TASK PROMPT ::
From the first line to the last, copy the data exactly.

:: SOURCE DATA ::

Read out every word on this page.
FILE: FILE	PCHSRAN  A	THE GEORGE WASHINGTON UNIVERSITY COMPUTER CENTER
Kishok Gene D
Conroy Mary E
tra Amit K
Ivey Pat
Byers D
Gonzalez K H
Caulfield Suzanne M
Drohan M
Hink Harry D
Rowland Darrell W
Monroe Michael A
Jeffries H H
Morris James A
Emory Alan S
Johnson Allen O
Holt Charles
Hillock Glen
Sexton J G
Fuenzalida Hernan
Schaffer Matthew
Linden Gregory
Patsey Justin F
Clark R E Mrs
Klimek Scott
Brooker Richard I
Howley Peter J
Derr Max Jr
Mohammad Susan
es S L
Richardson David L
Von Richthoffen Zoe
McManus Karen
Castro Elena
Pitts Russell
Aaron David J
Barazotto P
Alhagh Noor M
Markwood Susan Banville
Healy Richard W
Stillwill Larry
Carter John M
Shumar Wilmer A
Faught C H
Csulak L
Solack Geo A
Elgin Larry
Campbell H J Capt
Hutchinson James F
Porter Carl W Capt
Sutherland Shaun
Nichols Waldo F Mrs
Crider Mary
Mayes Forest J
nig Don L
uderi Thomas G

:::

OUTPUT BELOW ::
Read out every word on this page.
FILE: FILE	PCHSRAN  A	THE GEORGE WASHINGTON UNIVERSITY COMPUTER CENTER
Kishok Gene D
Conroy Mary E
tra Amit K
Ivey Pat
Byers D
Gonzalez K H
Caulfield Suzanne M
Drohan M
Hink Harry D
Rowland Darrell W
Monroe Michael A
Jeffries H H
Morris James A
Emory Alan S
Johnson Allen O
Holt Charles
Hillock Glen
Sexton J G
Fuenzalida Hernan
Schaffer Matthew
Linden Gregory
Patsey Justin F
Clark R E Mrs
Klimek Scott
Brooker Richard I
Howley Peter J
Derr Max Jr
Mohammad Susan
es S L
Richardson David L
Von Richthoffen Zoe
McManus Karen
Castro Elena
Pitts Russell
Aaron David J
Barazotto P
Alhagh Noor M
Markwood Susan Banville
Healy Richard W
Stillwill Larry
Carter John M
Shumar Wilmer A
Faught C H
Csulak L
Solack Geo A
Elgin Larry
Campbell H J Capt
Hutchinson James F
Porter Carl W Capt
Sutherland Shaun
Nichols Waldo F Mrs
Crider Mary
Mayes Forest J
nig Don L
uderi Thomas G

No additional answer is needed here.